__MATERIAL__.
________

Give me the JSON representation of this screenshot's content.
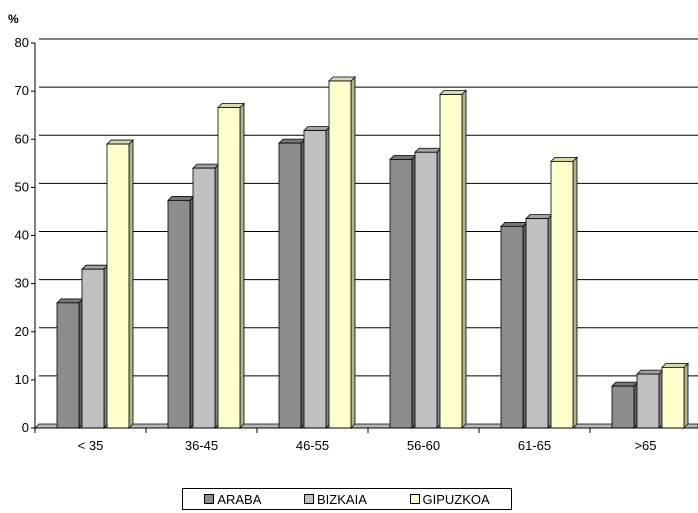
{
  "chart_data": {
    "type": "bar",
    "title": "",
    "ylabel": "%",
    "xlabel": "",
    "categories": [
      "< 35",
      "36-45",
      "46-55",
      "56-60",
      "61-65",
      ">65"
    ],
    "series": [
      {
        "name": "ARABA",
        "color": "#8c8c8c",
        "values": [
          26,
          47.3,
          59.2,
          55.8,
          41.9,
          8.7
        ]
      },
      {
        "name": "BIZKAIA",
        "color": "#c0c0c0",
        "values": [
          33,
          54,
          61.8,
          57.3,
          43.5,
          11.2
        ]
      },
      {
        "name": "GIPUZKOA",
        "color": "#ffffcc",
        "values": [
          59,
          66.6,
          72.1,
          69.3,
          55.4,
          12.6
        ]
      }
    ],
    "ylim": [
      0,
      80
    ],
    "yticks": [
      0,
      10,
      20,
      30,
      40,
      50,
      60,
      70,
      80
    ],
    "grid": true,
    "legend_position": "bottom"
  }
}
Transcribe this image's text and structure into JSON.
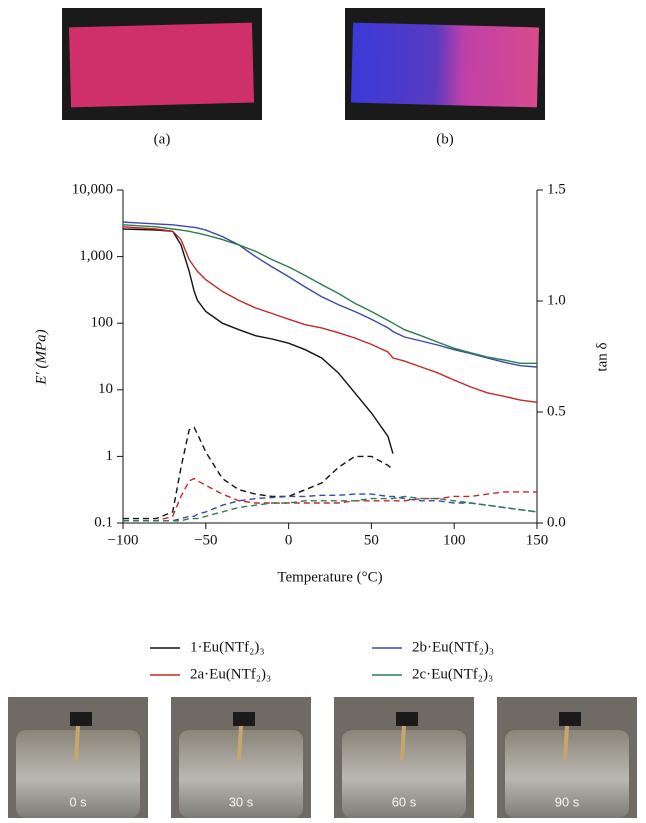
{
  "panels": [
    "(a)",
    "(b)"
  ],
  "frames": [
    "0 s",
    "30 s",
    "60 s",
    "90 s"
  ],
  "chart_data": {
    "type": "line",
    "x_label": "Temperature (°C)",
    "y_label": "E′ (MPa)",
    "y2_label": "tan δ",
    "xlim": [
      -100,
      150
    ],
    "xticks": [
      {
        "value": -100,
        "label": "−100"
      },
      {
        "value": -50,
        "label": "−50"
      },
      0,
      50,
      100,
      150
    ],
    "ylim": [
      0.1,
      10000
    ],
    "log_y": true,
    "yticks": [
      0.1,
      1,
      10,
      100,
      {
        "value": 1000,
        "label": "1,000"
      },
      {
        "value": 10000,
        "label": "10,000"
      }
    ],
    "y2lim": [
      0,
      1.5
    ],
    "y2ticks": [
      {
        "value": 0,
        "label": "0.0"
      },
      0.5,
      {
        "value": 1,
        "label": "1.0"
      },
      1.5
    ],
    "x": [
      -100,
      -80,
      -70,
      -65,
      -60,
      -57,
      -55,
      -50,
      -40,
      -30,
      -20,
      -10,
      0,
      10,
      20,
      30,
      40,
      50,
      60,
      63,
      70,
      80,
      90,
      100,
      110,
      120,
      130,
      140,
      150
    ],
    "series": [
      {
        "name": "1·Eu(NTf₂)₃",
        "color": "#111111",
        "values": [
          2600,
          2500,
          2400,
          1500,
          600,
          300,
          220,
          150,
          100,
          80,
          65,
          58,
          50,
          40,
          30,
          18,
          9,
          4.5,
          2,
          1.1,
          null,
          null,
          null,
          null,
          null,
          null,
          null,
          null,
          null
        ],
        "y2_values": [
          0.02,
          0.02,
          0.05,
          0.25,
          0.42,
          0.43,
          0.4,
          0.32,
          0.2,
          0.15,
          0.13,
          0.12,
          0.12,
          0.15,
          0.18,
          0.25,
          0.3,
          0.3,
          0.26,
          0.24,
          null,
          null,
          null,
          null,
          null,
          null,
          null,
          null,
          null
        ]
      },
      {
        "name": "2a·Eu(NTf₂)₃",
        "color": "#c62828",
        "values": [
          2800,
          2600,
          2400,
          1800,
          900,
          700,
          600,
          450,
          300,
          220,
          170,
          140,
          115,
          95,
          85,
          72,
          60,
          48,
          37,
          30,
          27,
          22,
          18,
          14,
          11,
          9,
          8,
          7,
          6.5
        ],
        "y2_values": [
          0.01,
          0.01,
          0.03,
          0.12,
          0.19,
          0.2,
          0.19,
          0.17,
          0.13,
          0.1,
          0.09,
          0.09,
          0.09,
          0.09,
          0.09,
          0.09,
          0.1,
          0.1,
          0.1,
          0.1,
          0.1,
          0.11,
          0.11,
          0.12,
          0.12,
          0.13,
          0.14,
          0.14,
          0.14
        ]
      },
      {
        "name": "2b·Eu(NTf₂)₃",
        "color": "#3949ab",
        "values": [
          3300,
          3100,
          3000,
          2900,
          2800,
          2750,
          2700,
          2500,
          2000,
          1500,
          1000,
          700,
          500,
          350,
          250,
          190,
          150,
          115,
          85,
          75,
          62,
          54,
          47,
          40,
          35,
          30,
          26,
          23,
          22
        ],
        "y2_values": [
          0.01,
          0.01,
          0.01,
          0.02,
          0.03,
          0.03,
          0.04,
          0.05,
          0.08,
          0.1,
          0.11,
          0.115,
          0.12,
          0.12,
          0.125,
          0.125,
          0.13,
          0.13,
          0.12,
          0.12,
          0.11,
          0.1,
          0.1,
          0.09,
          0.09,
          0.08,
          0.07,
          0.06,
          0.05
        ]
      },
      {
        "name": "2c·Eu(NTf₂)₃",
        "color": "#2e7d4f",
        "values": [
          3000,
          2800,
          2600,
          2500,
          2400,
          2300,
          2250,
          2100,
          1800,
          1500,
          1200,
          900,
          700,
          520,
          380,
          280,
          200,
          150,
          110,
          100,
          80,
          65,
          52,
          42,
          36,
          31,
          28,
          25,
          25
        ],
        "y2_values": [
          0.01,
          0.01,
          0.01,
          0.01,
          0.02,
          0.02,
          0.02,
          0.03,
          0.05,
          0.07,
          0.08,
          0.09,
          0.09,
          0.1,
          0.1,
          0.1,
          0.1,
          0.11,
          0.11,
          0.11,
          0.12,
          0.11,
          0.11,
          0.1,
          0.09,
          0.08,
          0.07,
          0.06,
          0.05
        ]
      }
    ]
  }
}
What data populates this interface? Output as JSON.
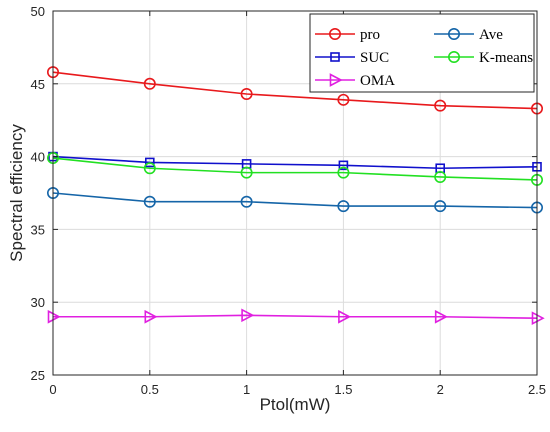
{
  "chart_data": {
    "type": "line",
    "xlabel": "Ptol(mW)",
    "ylabel": "Spectral efficiency",
    "title": "",
    "x": [
      0,
      0.5,
      1,
      1.5,
      2,
      2.5
    ],
    "xlim": [
      0,
      2.5
    ],
    "ylim": [
      25,
      50
    ],
    "xticks": [
      "0",
      "0.5",
      "1",
      "1.5",
      "2",
      "2.5"
    ],
    "yticks": [
      "25",
      "30",
      "35",
      "40",
      "45",
      "50"
    ],
    "grid": true,
    "legend_position": "top-right",
    "series": [
      {
        "name": "pro",
        "color": "#e8191c",
        "marker": "circle",
        "values": [
          45.8,
          45.0,
          44.3,
          43.9,
          43.5,
          43.3
        ]
      },
      {
        "name": "Ave",
        "color": "#1565a8",
        "marker": "circle",
        "values": [
          37.5,
          36.9,
          36.9,
          36.6,
          36.6,
          36.5
        ]
      },
      {
        "name": "SUC",
        "color": "#1010cc",
        "marker": "square",
        "values": [
          40.0,
          39.6,
          39.5,
          39.4,
          39.2,
          39.3
        ]
      },
      {
        "name": "K-means",
        "color": "#22e022",
        "marker": "circle",
        "values": [
          39.9,
          39.2,
          38.9,
          38.9,
          38.6,
          38.4
        ]
      },
      {
        "name": "OMA",
        "color": "#e020e0",
        "marker": "triangle-right",
        "values": [
          29.0,
          29.0,
          29.1,
          29.0,
          29.0,
          28.9
        ]
      }
    ]
  }
}
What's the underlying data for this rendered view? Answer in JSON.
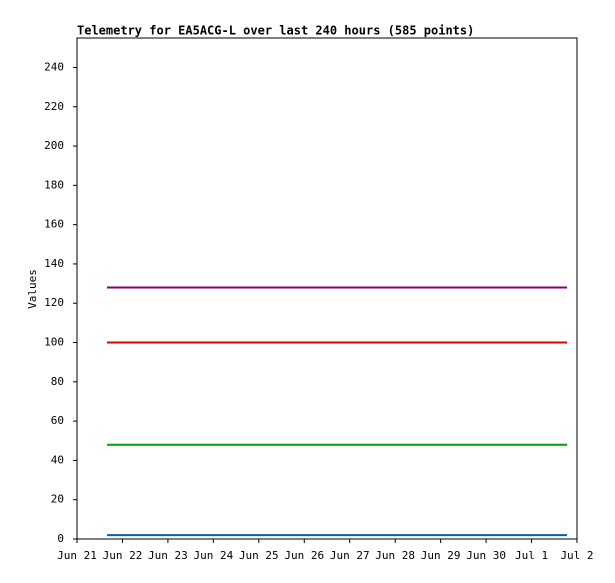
{
  "chart_data": {
    "type": "line",
    "title": "Telemetry for EA5ACG-L over last 240 hours (585 points)",
    "y_label": "Values",
    "x": [
      0.66,
      10.78
    ],
    "series": [
      {
        "color": "#800080",
        "values": [
          128,
          128
        ]
      },
      {
        "color": "#e00000",
        "values": [
          100,
          100
        ]
      },
      {
        "color": "#00a000",
        "values": [
          48,
          48
        ]
      },
      {
        "color": "#0060c0",
        "values": [
          2,
          2
        ]
      }
    ],
    "xlim": [
      0,
      11
    ],
    "xticks": [
      {
        "value": 0,
        "label": "Jun 21"
      },
      {
        "value": 1,
        "label": "Jun 22"
      },
      {
        "value": 2,
        "label": "Jun 23"
      },
      {
        "value": 3,
        "label": "Jun 24"
      },
      {
        "value": 4,
        "label": "Jun 25"
      },
      {
        "value": 5,
        "label": "Jun 26"
      },
      {
        "value": 6,
        "label": "Jun 27"
      },
      {
        "value": 7,
        "label": "Jun 28"
      },
      {
        "value": 8,
        "label": "Jun 29"
      },
      {
        "value": 9,
        "label": "Jun 30"
      },
      {
        "value": 10,
        "label": "Jul 1"
      },
      {
        "value": 11,
        "label": "Jul 2"
      }
    ],
    "ylim": [
      0,
      255
    ],
    "yticks": [
      0,
      20,
      40,
      60,
      80,
      100,
      120,
      140,
      160,
      180,
      200,
      220,
      240
    ],
    "grid": false
  }
}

________

__DIRECTIONS FOR THIS TASK__.
All lines holding the word "right" should be picked out and copied.

__TASK RESPONSE__.
    "legend_position": "top-right",
        "marker": "triangle-right",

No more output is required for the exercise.